PROBLEM
Write out every line below that includes the word "down".

DATA SUPPLIED
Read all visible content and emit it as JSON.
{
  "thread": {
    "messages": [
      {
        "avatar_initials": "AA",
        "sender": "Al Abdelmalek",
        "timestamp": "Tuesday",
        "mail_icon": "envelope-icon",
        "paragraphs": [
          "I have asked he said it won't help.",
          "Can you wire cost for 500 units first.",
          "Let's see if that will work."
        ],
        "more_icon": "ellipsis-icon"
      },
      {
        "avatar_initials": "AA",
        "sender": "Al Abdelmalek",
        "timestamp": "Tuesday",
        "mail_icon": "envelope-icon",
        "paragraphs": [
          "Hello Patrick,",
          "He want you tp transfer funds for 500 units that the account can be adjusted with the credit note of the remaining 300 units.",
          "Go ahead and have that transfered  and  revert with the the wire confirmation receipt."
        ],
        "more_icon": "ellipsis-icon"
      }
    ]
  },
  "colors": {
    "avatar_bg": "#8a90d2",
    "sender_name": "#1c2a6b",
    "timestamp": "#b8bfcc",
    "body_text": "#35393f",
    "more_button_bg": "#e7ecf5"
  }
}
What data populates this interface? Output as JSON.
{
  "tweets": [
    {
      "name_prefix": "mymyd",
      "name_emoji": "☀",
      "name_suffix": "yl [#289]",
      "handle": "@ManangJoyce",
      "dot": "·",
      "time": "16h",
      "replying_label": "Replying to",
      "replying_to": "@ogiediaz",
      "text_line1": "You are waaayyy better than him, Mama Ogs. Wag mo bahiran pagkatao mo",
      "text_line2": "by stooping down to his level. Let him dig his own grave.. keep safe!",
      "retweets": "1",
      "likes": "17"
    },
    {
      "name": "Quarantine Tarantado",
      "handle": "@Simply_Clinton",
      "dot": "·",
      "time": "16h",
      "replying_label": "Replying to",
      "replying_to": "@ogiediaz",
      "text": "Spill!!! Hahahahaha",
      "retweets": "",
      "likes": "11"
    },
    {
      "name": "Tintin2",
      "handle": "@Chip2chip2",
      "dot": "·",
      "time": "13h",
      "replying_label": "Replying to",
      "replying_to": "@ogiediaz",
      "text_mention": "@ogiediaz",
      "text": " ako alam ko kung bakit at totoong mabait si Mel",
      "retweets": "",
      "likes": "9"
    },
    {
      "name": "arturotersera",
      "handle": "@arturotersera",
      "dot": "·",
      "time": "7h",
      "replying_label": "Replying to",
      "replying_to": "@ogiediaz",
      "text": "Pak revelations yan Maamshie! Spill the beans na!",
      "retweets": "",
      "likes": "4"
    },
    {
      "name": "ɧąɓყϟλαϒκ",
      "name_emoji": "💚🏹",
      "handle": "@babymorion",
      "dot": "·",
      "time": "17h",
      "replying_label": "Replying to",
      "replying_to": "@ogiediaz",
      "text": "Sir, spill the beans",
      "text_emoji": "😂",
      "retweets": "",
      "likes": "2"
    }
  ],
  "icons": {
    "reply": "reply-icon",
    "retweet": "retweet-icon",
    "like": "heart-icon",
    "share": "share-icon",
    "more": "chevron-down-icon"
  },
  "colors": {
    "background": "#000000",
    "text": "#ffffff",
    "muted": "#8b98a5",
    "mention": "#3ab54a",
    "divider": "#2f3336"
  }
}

OUTPUT FOR THIS TASK
      "text_line2": "by stooping down to his level. Let him dig his own grave.. keep safe!",
    "more": "chevron-down-icon"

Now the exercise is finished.